Repeat each line of the material exactly.

— BEGIN The input —

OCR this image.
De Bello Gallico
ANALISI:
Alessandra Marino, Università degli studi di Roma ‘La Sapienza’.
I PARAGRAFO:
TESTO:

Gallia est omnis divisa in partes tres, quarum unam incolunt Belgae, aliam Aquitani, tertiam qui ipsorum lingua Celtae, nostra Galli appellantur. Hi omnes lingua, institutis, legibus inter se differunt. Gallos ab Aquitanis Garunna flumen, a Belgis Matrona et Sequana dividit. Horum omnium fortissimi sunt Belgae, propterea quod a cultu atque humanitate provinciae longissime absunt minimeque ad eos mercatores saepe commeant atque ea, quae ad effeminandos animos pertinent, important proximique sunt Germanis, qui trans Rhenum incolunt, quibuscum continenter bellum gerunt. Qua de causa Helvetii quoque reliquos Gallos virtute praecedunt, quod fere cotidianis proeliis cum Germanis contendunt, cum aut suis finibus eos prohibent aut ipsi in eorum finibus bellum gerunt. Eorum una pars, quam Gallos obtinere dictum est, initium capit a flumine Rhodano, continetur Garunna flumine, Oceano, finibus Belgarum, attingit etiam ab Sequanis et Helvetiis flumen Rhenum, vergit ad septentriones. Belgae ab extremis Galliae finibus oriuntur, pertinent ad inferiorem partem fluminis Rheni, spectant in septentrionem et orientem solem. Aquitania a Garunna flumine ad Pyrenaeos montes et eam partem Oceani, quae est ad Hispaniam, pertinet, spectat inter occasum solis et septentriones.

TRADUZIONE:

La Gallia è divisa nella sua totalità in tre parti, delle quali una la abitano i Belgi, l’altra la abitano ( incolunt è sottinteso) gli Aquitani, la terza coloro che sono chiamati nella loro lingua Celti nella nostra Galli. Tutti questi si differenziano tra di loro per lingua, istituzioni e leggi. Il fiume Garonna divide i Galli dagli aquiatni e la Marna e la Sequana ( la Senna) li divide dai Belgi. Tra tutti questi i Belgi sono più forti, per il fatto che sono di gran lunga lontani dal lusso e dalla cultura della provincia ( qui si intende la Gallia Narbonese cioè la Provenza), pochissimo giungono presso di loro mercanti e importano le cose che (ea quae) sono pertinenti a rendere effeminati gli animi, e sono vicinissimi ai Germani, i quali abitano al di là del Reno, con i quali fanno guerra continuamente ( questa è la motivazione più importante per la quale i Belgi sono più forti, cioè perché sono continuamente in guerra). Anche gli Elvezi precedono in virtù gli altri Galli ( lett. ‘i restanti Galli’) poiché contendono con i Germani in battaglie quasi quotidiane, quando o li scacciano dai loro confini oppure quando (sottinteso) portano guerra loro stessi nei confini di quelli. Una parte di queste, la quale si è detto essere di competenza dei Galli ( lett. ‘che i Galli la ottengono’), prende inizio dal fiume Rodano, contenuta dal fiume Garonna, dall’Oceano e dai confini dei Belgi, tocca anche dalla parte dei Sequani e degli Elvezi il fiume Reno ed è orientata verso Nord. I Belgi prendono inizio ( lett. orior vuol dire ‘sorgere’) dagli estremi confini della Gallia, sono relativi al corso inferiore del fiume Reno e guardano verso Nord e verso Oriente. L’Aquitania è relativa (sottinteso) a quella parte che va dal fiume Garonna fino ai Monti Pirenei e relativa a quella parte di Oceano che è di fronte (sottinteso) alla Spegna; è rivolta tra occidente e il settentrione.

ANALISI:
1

— END The input —

## Solution for this exercise
OCR this image.
De Bello Gallico
ANALISI:
Alessandra Marino, Università degli studi di Roma ‘La Sapienza’.
I PARAGRAFO:
TESTO:

Gallia est omnis divisa in partes tres, quarum unam incolunt Belgae, aliam Aquitani, tertiam qui ipsorum lingua Celtae, nostra Galli appellantur. Hi omnes lingua, institutis, legibus inter se differunt. Gallos ab Aquitanis Garunna flumen, a Belgis Matrona et Sequana dividit. Horum omnium fortissimi sunt Belgae, propterea quod a cultu atque humanitate provinciae longissime absunt minimeque ad eos mercatores saepe commeant atque ea, quae ad effeminandos animos pertinent, important proximique sunt Germanis, qui trans Rhenum incolunt, quibuscum continenter bellum gerunt. Qua de causa Helvetii quoque reliquos Gallos virtute praecedunt, quod fere cotidianis proeliis cum Germanis contendunt, cum aut suis finibus eos prohibent aut ipsi in eorum finibus bellum gerunt. Eorum una pars, quam Gallos obtinere dictum est, initium capit a flumine Rhodano, continetur Garunna flumine, Oceano, finibus Belgarum, attingit etiam ab Sequanis et Helvetiis flumen Rhenum, vergit ad septentriones. Belgae ab extremis Galliae finibus oriuntur, pertinent ad inferiorem partem fluminis Rheni, spectant in septentrionem et orientem solem. Aquitania a Garunna flumine ad Pyrenaeos montes et eam partem Oceani, quae est ad Hispaniam, pertinet, spectat inter occasum solis et septentriones.

TRADUZIONE:

La Gallia è divisa nella sua totalità in tre parti, delle quali una la abitano i Belgi, l’altra la abitano ( incolunt è sottinteso) gli Aquitani, la terza coloro che sono chiamati nella loro lingua Celti nella nostra Galli. Tutti questi si differenziano tra di loro per lingua, istituzioni e leggi. Il fiume Garonna divide i Galli dagli aquiatni e la Marna e la Sequana ( la Senna) li divide dai Belgi. Tra tutti questi i Belgi sono più forti, per il fatto che sono di gran lunga lontani dal lusso e dalla cultura della provincia ( qui si intende la Gallia Narbonese cioè la Provenza), pochissimo giungono presso di loro mercanti e importano le cose che (ea quae) sono pertinenti a rendere effeminati gli animi, e sono vicinissimi ai Germani, i quali abitano al di là del Reno, con i quali fanno guerra continuamente ( questa è la motivazione più importante per la quale i Belgi sono più forti, cioè perché sono continuamente in guerra). Anche gli Elvezi precedono in virtù gli altri Galli ( lett. ‘i restanti Galli’) poiché contendono con i Germani in battaglie quasi quotidiane, quando o li scacciano dai loro confini oppure quando (sottinteso) portano guerra loro stessi nei confini di quelli. Una parte di queste, la quale si è detto essere di competenza dei Galli ( lett. ‘che i Galli la ottengono’), prende inizio dal fiume Rodano, contenuta dal fiume Garonna, dall’Oceano e dai confini dei Belgi, tocca anche dalla parte dei Sequani e degli Elvezi il fiume Reno ed è orientata verso Nord. I Belgi prendono inizio ( lett. orior vuol dire ‘sorgere’) dagli estremi confini della Gallia, sono relativi al corso inferiore del fiume Reno e guardano verso Nord e verso Oriente. L’Aquitania è relativa (sottinteso) a quella parte che va dal fiume Garonna fino ai Monti Pirenei e relativa a quella parte di Oceano che è di fronte (sottinteso) alla Spegna; è rivolta tra occidente e il settentrione.

ANALISI:
1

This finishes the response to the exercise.